═════ STORED ROWS

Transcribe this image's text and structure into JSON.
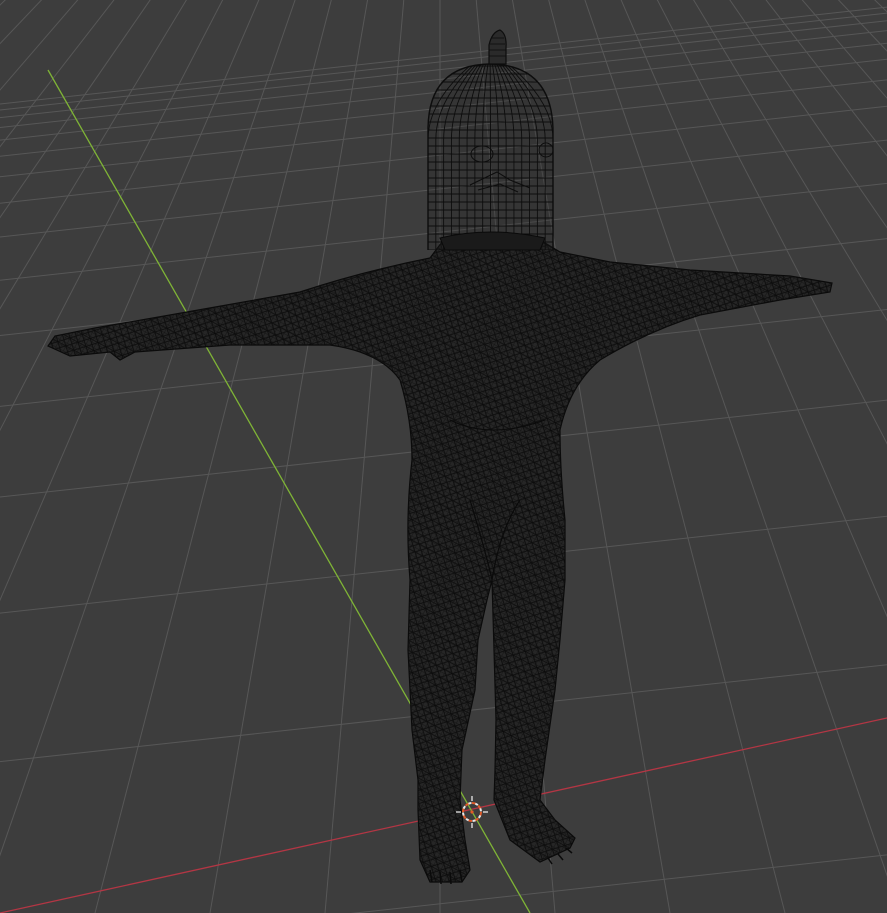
{
  "viewport": {
    "mode": "wireframe",
    "background_color": "#3d3d3d",
    "grid_color": "#575757",
    "grid_fine_color": "#4a4a4a",
    "x_axis_color": "#b33644",
    "y_axis_color": "#7fb436",
    "wire_color": "#0d0d0d",
    "wire_fill_color": "#262626",
    "origin_color": "#e8e8e8",
    "origin_accent_color": "#e15a28"
  },
  "scene": {
    "object": "humanoid-mesh",
    "pose": "t-pose",
    "head": "cage-dome"
  }
}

══════════

Copy the listing exactly. Any image in it stays out of the copy.

=== EXERCISE OUTPUT ===
Transcribe this image's text and structure into JSON.
{
  "viewport": {
    "mode": "wireframe",
    "background_color": "#3d3d3d",
    "grid_color": "#575757",
    "grid_fine_color": "#4a4a4a",
    "x_axis_color": "#b33644",
    "y_axis_color": "#7fb436",
    "wire_color": "#0d0d0d",
    "wire_fill_color": "#262626",
    "origin_color": "#e8e8e8",
    "origin_accent_color": "#e15a28"
  },
  "scene": {
    "object": "humanoid-mesh",
    "pose": "t-pose",
    "head": "cage-dome"
  }
}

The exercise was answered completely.